What needs to be done
Copy out the lines of the listing below word for word, keeping the picture out of your answer.

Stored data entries
|---|

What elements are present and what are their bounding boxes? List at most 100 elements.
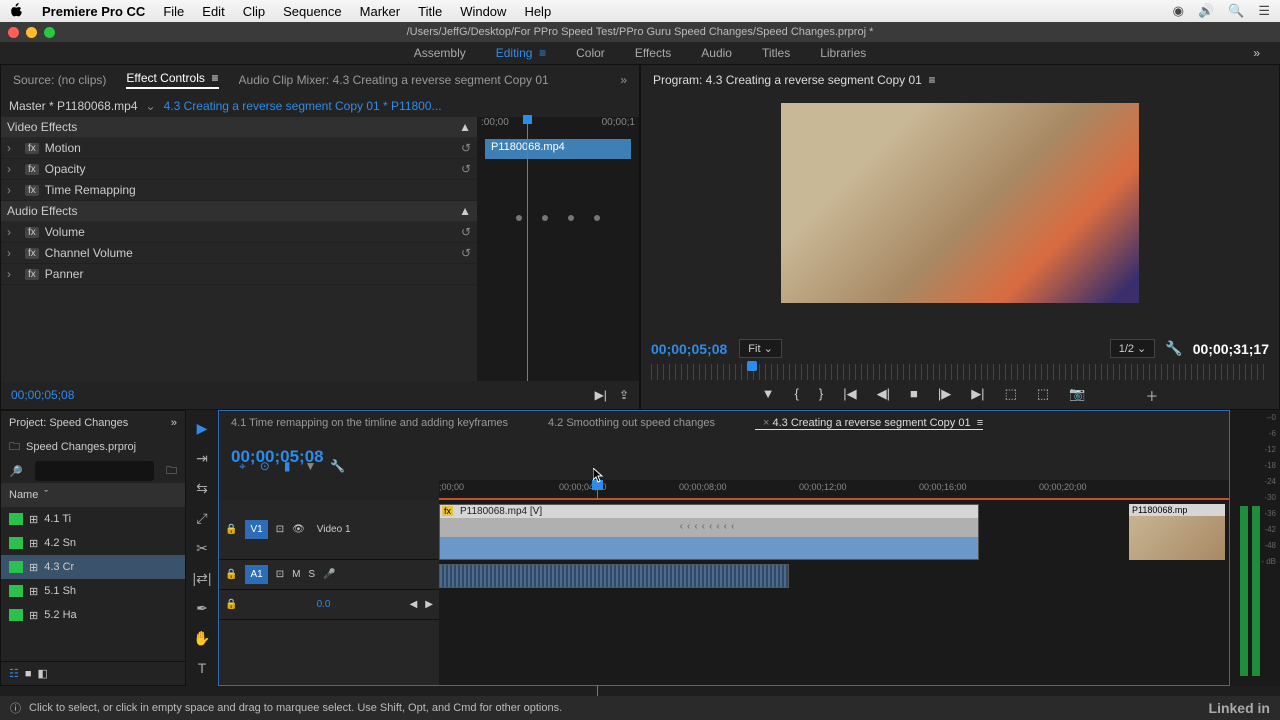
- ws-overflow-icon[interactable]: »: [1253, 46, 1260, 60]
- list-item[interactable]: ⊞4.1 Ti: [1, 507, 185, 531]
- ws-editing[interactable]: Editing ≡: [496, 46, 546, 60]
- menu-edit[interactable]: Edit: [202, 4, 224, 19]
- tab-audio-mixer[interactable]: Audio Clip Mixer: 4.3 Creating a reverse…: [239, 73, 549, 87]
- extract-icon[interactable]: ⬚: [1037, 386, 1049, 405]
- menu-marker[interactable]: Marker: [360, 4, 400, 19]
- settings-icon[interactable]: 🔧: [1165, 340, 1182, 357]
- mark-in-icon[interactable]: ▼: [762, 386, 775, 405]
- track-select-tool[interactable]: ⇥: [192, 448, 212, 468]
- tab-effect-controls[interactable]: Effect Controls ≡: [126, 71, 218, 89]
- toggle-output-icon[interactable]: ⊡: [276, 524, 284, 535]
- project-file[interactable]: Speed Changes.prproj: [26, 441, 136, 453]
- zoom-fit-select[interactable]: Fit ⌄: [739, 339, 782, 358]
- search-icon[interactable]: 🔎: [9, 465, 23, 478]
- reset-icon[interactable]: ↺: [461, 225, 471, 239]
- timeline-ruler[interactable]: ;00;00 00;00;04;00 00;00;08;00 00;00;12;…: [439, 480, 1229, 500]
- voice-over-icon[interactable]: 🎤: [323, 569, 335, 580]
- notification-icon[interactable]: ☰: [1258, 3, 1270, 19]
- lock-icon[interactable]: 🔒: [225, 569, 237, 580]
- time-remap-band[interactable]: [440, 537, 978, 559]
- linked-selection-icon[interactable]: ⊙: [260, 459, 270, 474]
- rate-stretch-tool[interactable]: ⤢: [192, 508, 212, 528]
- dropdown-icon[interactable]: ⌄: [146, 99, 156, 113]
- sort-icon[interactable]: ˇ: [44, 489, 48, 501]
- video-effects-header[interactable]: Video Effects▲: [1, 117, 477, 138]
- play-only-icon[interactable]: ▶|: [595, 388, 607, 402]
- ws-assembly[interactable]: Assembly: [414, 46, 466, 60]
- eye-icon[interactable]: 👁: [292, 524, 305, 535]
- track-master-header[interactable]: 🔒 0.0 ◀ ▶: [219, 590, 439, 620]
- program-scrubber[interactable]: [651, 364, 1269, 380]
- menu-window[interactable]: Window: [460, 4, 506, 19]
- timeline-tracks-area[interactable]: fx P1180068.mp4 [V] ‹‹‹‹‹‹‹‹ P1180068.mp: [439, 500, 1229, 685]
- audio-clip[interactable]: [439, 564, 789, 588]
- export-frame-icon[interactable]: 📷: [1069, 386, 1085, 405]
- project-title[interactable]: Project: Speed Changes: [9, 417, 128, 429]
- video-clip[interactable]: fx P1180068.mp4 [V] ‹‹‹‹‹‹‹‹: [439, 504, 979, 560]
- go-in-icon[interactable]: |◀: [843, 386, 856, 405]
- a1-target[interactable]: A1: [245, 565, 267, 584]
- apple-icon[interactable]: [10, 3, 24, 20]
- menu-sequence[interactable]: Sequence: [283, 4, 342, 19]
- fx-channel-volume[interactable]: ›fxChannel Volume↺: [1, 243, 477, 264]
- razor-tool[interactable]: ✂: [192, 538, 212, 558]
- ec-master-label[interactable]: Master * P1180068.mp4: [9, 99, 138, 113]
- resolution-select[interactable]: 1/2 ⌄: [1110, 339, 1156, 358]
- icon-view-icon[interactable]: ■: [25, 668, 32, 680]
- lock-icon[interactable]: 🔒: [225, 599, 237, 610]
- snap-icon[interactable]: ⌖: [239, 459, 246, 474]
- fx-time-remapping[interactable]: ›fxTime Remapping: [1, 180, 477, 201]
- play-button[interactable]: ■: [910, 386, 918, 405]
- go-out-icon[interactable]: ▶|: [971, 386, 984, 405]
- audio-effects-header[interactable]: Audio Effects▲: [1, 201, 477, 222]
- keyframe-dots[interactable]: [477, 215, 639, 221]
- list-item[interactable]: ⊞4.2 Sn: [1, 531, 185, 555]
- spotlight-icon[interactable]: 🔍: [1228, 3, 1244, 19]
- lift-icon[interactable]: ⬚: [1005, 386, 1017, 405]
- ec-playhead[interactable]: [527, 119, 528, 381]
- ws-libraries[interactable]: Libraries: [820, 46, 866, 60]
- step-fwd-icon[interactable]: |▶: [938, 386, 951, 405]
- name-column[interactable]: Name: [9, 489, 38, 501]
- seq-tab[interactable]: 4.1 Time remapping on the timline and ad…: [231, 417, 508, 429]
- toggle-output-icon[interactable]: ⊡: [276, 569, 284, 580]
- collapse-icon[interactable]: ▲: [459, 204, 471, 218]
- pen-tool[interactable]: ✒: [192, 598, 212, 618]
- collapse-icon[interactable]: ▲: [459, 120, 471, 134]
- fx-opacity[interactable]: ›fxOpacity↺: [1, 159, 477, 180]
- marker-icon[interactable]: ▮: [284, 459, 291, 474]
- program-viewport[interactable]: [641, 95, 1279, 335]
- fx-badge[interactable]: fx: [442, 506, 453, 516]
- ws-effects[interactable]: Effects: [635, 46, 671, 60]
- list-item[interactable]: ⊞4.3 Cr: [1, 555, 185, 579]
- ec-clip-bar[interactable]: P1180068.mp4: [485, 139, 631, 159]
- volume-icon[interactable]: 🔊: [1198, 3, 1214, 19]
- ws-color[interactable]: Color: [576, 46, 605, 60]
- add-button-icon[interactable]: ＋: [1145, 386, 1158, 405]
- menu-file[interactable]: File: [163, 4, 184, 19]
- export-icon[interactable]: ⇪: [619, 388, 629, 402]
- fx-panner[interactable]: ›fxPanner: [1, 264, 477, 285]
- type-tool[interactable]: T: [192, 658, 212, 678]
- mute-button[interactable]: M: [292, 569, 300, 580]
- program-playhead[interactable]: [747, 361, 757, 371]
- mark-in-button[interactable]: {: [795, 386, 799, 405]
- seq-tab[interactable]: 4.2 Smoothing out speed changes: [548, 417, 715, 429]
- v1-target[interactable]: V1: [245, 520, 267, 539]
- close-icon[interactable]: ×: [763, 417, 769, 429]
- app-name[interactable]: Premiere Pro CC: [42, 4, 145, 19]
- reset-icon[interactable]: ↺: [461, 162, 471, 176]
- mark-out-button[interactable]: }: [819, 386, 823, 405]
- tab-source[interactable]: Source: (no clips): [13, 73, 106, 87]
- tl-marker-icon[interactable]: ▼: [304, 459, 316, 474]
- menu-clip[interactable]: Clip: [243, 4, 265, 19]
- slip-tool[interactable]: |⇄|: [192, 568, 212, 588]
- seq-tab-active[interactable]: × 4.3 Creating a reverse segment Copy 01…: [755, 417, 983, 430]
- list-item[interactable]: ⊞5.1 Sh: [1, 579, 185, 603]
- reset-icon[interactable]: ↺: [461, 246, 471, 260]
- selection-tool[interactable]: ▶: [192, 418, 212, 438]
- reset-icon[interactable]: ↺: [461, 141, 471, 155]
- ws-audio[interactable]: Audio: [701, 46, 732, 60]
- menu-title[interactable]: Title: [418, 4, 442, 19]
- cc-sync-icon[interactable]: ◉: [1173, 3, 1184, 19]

|---|

Result of this task
What elements are present and what are their bounding boxes? List at most 100 elements.
- ws-overflow-icon[interactable]: »: [1253, 46, 1260, 60]
- list-item[interactable]: ⊞4.1 Ti: [1, 507, 185, 531]
- ws-editing[interactable]: Editing ≡: [496, 46, 546, 60]
- menu-edit[interactable]: Edit: [202, 4, 224, 19]
- tab-audio-mixer[interactable]: Audio Clip Mixer: 4.3 Creating a reverse…: [239, 73, 549, 87]
- extract-icon[interactable]: ⬚: [1037, 386, 1049, 405]
- menu-marker[interactable]: Marker: [360, 4, 400, 19]
- settings-icon[interactable]: 🔧: [1165, 340, 1182, 357]
- mark-in-icon[interactable]: ▼: [762, 386, 775, 405]
- track-select-tool[interactable]: ⇥: [192, 448, 212, 468]
- tab-effect-controls[interactable]: Effect Controls ≡: [126, 71, 218, 89]
- toggle-output-icon[interactable]: ⊡: [276, 524, 284, 535]
- project-file[interactable]: Speed Changes.prproj: [26, 441, 136, 453]
- zoom-fit-select[interactable]: Fit ⌄: [739, 339, 782, 358]
- search-icon[interactable]: 🔎: [9, 465, 23, 478]
- reset-icon[interactable]: ↺: [461, 225, 471, 239]
- timeline-ruler[interactable]: ;00;00 00;00;04;00 00;00;08;00 00;00;12;…: [439, 480, 1229, 500]
- voice-over-icon[interactable]: 🎤: [323, 569, 335, 580]
- notification-icon[interactable]: ☰: [1258, 3, 1270, 19]
- lock-icon[interactable]: 🔒: [225, 569, 237, 580]
- time-remap-band[interactable]: [440, 537, 978, 559]
- linked-selection-icon[interactable]: ⊙: [260, 459, 270, 474]
- rate-stretch-tool[interactable]: ⤢: [192, 508, 212, 528]
- dropdown-icon[interactable]: ⌄: [146, 99, 156, 113]
- sort-icon[interactable]: ˇ: [44, 489, 48, 501]
- video-effects-header[interactable]: Video Effects▲: [1, 117, 477, 138]
- play-only-icon[interactable]: ▶|: [595, 388, 607, 402]
- ws-assembly[interactable]: Assembly: [414, 46, 466, 60]
- eye-icon[interactable]: 👁: [292, 524, 305, 535]
- track-master-header[interactable]: 🔒 0.0 ◀ ▶: [219, 590, 439, 620]
- program-scrubber[interactable]: [651, 364, 1269, 380]
- menu-window[interactable]: Window: [460, 4, 506, 19]
- timeline-tracks-area[interactable]: fx P1180068.mp4 [V] ‹‹‹‹‹‹‹‹ P1180068.mp: [439, 500, 1229, 685]
- audio-clip[interactable]: [439, 564, 789, 588]
- export-frame-icon[interactable]: 📷: [1069, 386, 1085, 405]
- project-title[interactable]: Project: Speed Changes: [9, 417, 128, 429]
- video-clip[interactable]: fx P1180068.mp4 [V] ‹‹‹‹‹‹‹‹: [439, 504, 979, 560]
- go-in-icon[interactable]: |◀: [843, 386, 856, 405]
- a1-target[interactable]: A1: [245, 565, 267, 584]
- apple-icon[interactable]: [10, 3, 24, 20]
- menu-sequence[interactable]: Sequence: [283, 4, 342, 19]
- fx-channel-volume[interactable]: ›fxChannel Volume↺: [1, 243, 477, 264]
- razor-tool[interactable]: ✂: [192, 538, 212, 558]
- ec-master-label[interactable]: Master * P1180068.mp4: [9, 99, 138, 113]
- resolution-select[interactable]: 1/2 ⌄: [1110, 339, 1156, 358]
- icon-view-icon[interactable]: ■: [25, 668, 32, 680]
- lock-icon[interactable]: 🔒: [225, 599, 237, 610]
- snap-icon[interactable]: ⌖: [239, 459, 246, 474]
- fx-time-remapping[interactable]: ›fxTime Remapping: [1, 180, 477, 201]
- play-button[interactable]: ■: [910, 386, 918, 405]
- go-out-icon[interactable]: ▶|: [971, 386, 984, 405]
- audio-effects-header[interactable]: Audio Effects▲: [1, 201, 477, 222]
- keyframe-dots[interactable]: [477, 215, 639, 221]
- list-item[interactable]: ⊞4.2 Sn: [1, 531, 185, 555]
- spotlight-icon[interactable]: 🔍: [1228, 3, 1244, 19]
- lift-icon[interactable]: ⬚: [1005, 386, 1017, 405]
- ec-playhead[interactable]: [527, 119, 528, 381]
- ws-libraries[interactable]: Libraries: [820, 46, 866, 60]
- step-fwd-icon[interactable]: |▶: [938, 386, 951, 405]
- name-column[interactable]: Name: [9, 489, 38, 501]
- seq-tab[interactable]: 4.1 Time remapping on the timline and ad…: [231, 417, 508, 429]
- toggle-output-icon[interactable]: ⊡: [276, 569, 284, 580]
- collapse-icon[interactable]: ▲: [459, 204, 471, 218]
- pen-tool[interactable]: ✒: [192, 598, 212, 618]
- collapse-icon[interactable]: ▲: [459, 120, 471, 134]
- fx-opacity[interactable]: ›fxOpacity↺: [1, 159, 477, 180]
- marker-icon[interactable]: ▮: [284, 459, 291, 474]
- program-viewport[interactable]: [641, 95, 1279, 335]
- fx-badge[interactable]: fx: [442, 506, 453, 516]
- ws-effects[interactable]: Effects: [635, 46, 671, 60]
- list-item[interactable]: ⊞4.3 Cr: [1, 555, 185, 579]
- ec-clip-bar[interactable]: P1180068.mp4: [485, 139, 631, 159]
- volume-icon[interactable]: 🔊: [1198, 3, 1214, 19]
- ws-color[interactable]: Color: [576, 46, 605, 60]
- add-button-icon[interactable]: ＋: [1145, 386, 1158, 405]
- menu-file[interactable]: File: [163, 4, 184, 19]
- export-icon[interactable]: ⇪: [619, 388, 629, 402]
- fx-panner[interactable]: ›fxPanner: [1, 264, 477, 285]
- type-tool[interactable]: T: [192, 658, 212, 678]
- mute-button[interactable]: M: [292, 569, 300, 580]
- program-playhead[interactable]: [747, 361, 757, 371]
- mark-in-button[interactable]: {: [795, 386, 799, 405]
- seq-tab[interactable]: 4.2 Smoothing out speed changes: [548, 417, 715, 429]
- v1-target[interactable]: V1: [245, 520, 267, 539]
- close-icon[interactable]: ×: [763, 417, 769, 429]
- app-name[interactable]: Premiere Pro CC: [42, 4, 145, 19]
- reset-icon[interactable]: ↺: [461, 162, 471, 176]
- mark-out-button[interactable]: }: [819, 386, 823, 405]
- tab-source[interactable]: Source: (no clips): [13, 73, 106, 87]
- tl-marker-icon[interactable]: ▼: [304, 459, 316, 474]
- menu-clip[interactable]: Clip: [243, 4, 265, 19]
- slip-tool[interactable]: |⇄|: [192, 568, 212, 588]
- seq-tab-active[interactable]: × 4.3 Creating a reverse segment Copy 01…: [755, 417, 983, 430]
- list-item[interactable]: ⊞5.1 Sh: [1, 579, 185, 603]
- reset-icon[interactable]: ↺: [461, 246, 471, 260]
- selection-tool[interactable]: ▶: [192, 418, 212, 438]
- reset-icon[interactable]: ↺: [461, 141, 471, 155]
- ws-audio[interactable]: Audio: [701, 46, 732, 60]
- menu-title[interactable]: Title: [418, 4, 442, 19]
- cc-sync-icon[interactable]: ◉: [1173, 3, 1184, 19]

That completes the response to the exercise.